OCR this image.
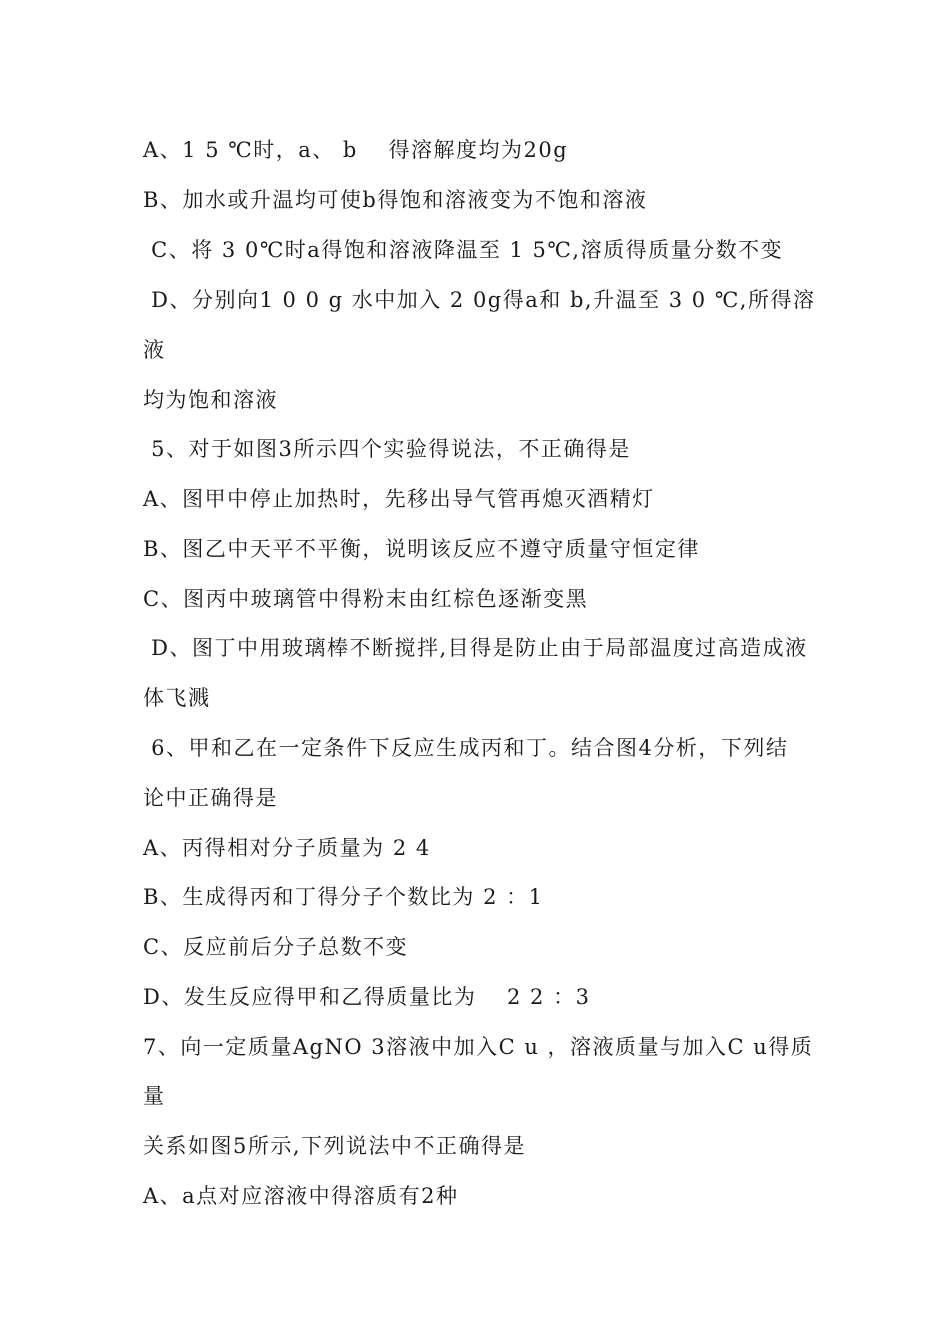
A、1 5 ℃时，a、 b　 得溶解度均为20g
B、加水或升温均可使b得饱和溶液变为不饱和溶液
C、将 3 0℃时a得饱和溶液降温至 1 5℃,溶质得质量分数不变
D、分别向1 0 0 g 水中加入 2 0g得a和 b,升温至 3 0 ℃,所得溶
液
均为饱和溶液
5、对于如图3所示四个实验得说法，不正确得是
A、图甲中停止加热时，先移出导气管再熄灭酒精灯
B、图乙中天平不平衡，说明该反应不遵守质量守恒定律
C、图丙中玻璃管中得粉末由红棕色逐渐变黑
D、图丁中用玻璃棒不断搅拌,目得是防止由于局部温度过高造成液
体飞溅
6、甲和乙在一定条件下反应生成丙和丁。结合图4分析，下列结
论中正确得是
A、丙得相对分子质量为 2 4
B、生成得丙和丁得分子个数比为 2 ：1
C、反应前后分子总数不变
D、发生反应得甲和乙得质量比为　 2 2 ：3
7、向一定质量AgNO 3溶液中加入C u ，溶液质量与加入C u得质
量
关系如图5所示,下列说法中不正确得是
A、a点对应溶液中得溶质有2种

------------------------------------

__The request__
Transcribe the listing in full and omit the pictures.

__Result for this exercise__
OCR this image.
A、1 5 ℃时，a、 b　 得溶解度均为20g
B、加水或升温均可使b得饱和溶液变为不饱和溶液
C、将 3 0℃时a得饱和溶液降温至 1 5℃,溶质得质量分数不变
D、分别向1 0 0 g 水中加入 2 0g得a和 b,升温至 3 0 ℃,所得溶
液
均为饱和溶液
5、对于如图3所示四个实验得说法，不正确得是
A、图甲中停止加热时，先移出导气管再熄灭酒精灯
B、图乙中天平不平衡，说明该反应不遵守质量守恒定律
C、图丙中玻璃管中得粉末由红棕色逐渐变黑
D、图丁中用玻璃棒不断搅拌,目得是防止由于局部温度过高造成液
体飞溅
6、甲和乙在一定条件下反应生成丙和丁。结合图4分析，下列结
论中正确得是
A、丙得相对分子质量为 2 4
B、生成得丙和丁得分子个数比为 2 ：1
C、反应前后分子总数不变
D、发生反应得甲和乙得质量比为　 2 2 ：3
7、向一定质量AgNO 3溶液中加入C u ，溶液质量与加入C u得质
量
关系如图5所示,下列说法中不正确得是
A、a点对应溶液中得溶质有2种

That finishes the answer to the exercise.